Set problem: Repeat the full listing, word for word.

Data records:
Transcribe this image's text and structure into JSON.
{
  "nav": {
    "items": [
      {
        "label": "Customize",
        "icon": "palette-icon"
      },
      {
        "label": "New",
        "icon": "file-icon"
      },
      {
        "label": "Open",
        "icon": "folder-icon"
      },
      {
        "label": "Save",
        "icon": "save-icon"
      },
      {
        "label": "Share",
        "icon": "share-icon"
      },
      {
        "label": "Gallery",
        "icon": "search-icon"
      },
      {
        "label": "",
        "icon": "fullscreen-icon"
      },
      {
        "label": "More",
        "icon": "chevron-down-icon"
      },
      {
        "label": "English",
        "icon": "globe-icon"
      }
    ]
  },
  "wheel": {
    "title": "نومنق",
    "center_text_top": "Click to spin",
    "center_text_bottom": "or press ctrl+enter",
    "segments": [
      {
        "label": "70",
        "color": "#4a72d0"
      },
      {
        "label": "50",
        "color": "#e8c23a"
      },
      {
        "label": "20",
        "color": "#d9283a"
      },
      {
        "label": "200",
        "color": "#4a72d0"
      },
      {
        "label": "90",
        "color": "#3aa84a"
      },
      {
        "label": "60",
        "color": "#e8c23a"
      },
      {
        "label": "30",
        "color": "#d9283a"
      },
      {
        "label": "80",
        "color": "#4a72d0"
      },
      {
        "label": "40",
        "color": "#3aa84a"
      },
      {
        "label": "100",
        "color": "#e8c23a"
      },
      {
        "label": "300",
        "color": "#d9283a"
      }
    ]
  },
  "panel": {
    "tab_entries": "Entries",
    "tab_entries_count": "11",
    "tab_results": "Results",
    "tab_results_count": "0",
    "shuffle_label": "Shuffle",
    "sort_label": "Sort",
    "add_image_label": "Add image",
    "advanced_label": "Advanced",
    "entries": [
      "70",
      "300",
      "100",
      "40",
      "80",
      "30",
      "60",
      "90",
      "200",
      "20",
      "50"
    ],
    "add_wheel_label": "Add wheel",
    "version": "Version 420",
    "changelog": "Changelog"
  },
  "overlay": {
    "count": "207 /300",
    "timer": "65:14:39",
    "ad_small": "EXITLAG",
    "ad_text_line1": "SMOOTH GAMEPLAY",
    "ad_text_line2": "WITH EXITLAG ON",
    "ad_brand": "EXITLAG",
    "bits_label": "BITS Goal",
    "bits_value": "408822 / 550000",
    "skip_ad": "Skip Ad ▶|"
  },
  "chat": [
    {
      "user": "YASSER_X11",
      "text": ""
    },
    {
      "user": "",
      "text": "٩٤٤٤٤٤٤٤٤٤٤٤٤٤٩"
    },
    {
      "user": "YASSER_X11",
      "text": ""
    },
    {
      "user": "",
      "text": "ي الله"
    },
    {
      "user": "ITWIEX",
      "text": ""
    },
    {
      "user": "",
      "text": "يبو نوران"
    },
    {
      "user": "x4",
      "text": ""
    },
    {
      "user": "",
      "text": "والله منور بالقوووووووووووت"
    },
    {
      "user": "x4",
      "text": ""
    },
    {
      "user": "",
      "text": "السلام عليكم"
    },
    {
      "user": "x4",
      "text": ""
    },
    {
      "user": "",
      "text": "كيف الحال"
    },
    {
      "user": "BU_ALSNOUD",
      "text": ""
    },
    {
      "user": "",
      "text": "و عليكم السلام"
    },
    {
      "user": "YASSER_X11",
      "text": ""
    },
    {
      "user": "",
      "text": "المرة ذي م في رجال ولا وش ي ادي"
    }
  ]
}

Solution to this problem:
Transcribe this image's text and structure into JSON.
{
  "nav": {
    "items": [
      {
        "label": "Customize",
        "icon": "palette-icon"
      },
      {
        "label": "New",
        "icon": "file-icon"
      },
      {
        "label": "Open",
        "icon": "folder-icon"
      },
      {
        "label": "Save",
        "icon": "save-icon"
      },
      {
        "label": "Share",
        "icon": "share-icon"
      },
      {
        "label": "Gallery",
        "icon": "search-icon"
      },
      {
        "label": "",
        "icon": "fullscreen-icon"
      },
      {
        "label": "More",
        "icon": "chevron-down-icon"
      },
      {
        "label": "English",
        "icon": "globe-icon"
      }
    ]
  },
  "wheel": {
    "title": "نومنق",
    "center_text_top": "Click to spin",
    "center_text_bottom": "or press ctrl+enter",
    "segments": [
      {
        "label": "70",
        "color": "#4a72d0"
      },
      {
        "label": "50",
        "color": "#e8c23a"
      },
      {
        "label": "20",
        "color": "#d9283a"
      },
      {
        "label": "200",
        "color": "#4a72d0"
      },
      {
        "label": "90",
        "color": "#3aa84a"
      },
      {
        "label": "60",
        "color": "#e8c23a"
      },
      {
        "label": "30",
        "color": "#d9283a"
      },
      {
        "label": "80",
        "color": "#4a72d0"
      },
      {
        "label": "40",
        "color": "#3aa84a"
      },
      {
        "label": "100",
        "color": "#e8c23a"
      },
      {
        "label": "300",
        "color": "#d9283a"
      }
    ]
  },
  "panel": {
    "tab_entries": "Entries",
    "tab_entries_count": "11",
    "tab_results": "Results",
    "tab_results_count": "0",
    "shuffle_label": "Shuffle",
    "sort_label": "Sort",
    "add_image_label": "Add image",
    "advanced_label": "Advanced",
    "entries": [
      "70",
      "300",
      "100",
      "40",
      "80",
      "30",
      "60",
      "90",
      "200",
      "20",
      "50"
    ],
    "add_wheel_label": "Add wheel",
    "version": "Version 420",
    "changelog": "Changelog"
  },
  "overlay": {
    "count": "207 /300",
    "timer": "65:14:39",
    "ad_small": "EXITLAG",
    "ad_text_line1": "SMOOTH GAMEPLAY",
    "ad_text_line2": "WITH EXITLAG ON",
    "ad_brand": "EXITLAG",
    "bits_label": "BITS Goal",
    "bits_value": "408822 / 550000",
    "skip_ad": "Skip Ad ▶|"
  },
  "chat": [
    {
      "user": "YASSER_X11",
      "text": ""
    },
    {
      "user": "",
      "text": "٩٤٤٤٤٤٤٤٤٤٤٤٤٤٩"
    },
    {
      "user": "YASSER_X11",
      "text": ""
    },
    {
      "user": "",
      "text": "ي الله"
    },
    {
      "user": "ITWIEX",
      "text": ""
    },
    {
      "user": "",
      "text": "يبو نوران"
    },
    {
      "user": "x4",
      "text": ""
    },
    {
      "user": "",
      "text": "والله منور بالقوووووووووووت"
    },
    {
      "user": "x4",
      "text": ""
    },
    {
      "user": "",
      "text": "السلام عليكم"
    },
    {
      "user": "x4",
      "text": ""
    },
    {
      "user": "",
      "text": "كيف الحال"
    },
    {
      "user": "BU_ALSNOUD",
      "text": ""
    },
    {
      "user": "",
      "text": "و عليكم السلام"
    },
    {
      "user": "YASSER_X11",
      "text": ""
    },
    {
      "user": "",
      "text": "المرة ذي م في رجال ولا وش ي ادي"
    }
  ]
}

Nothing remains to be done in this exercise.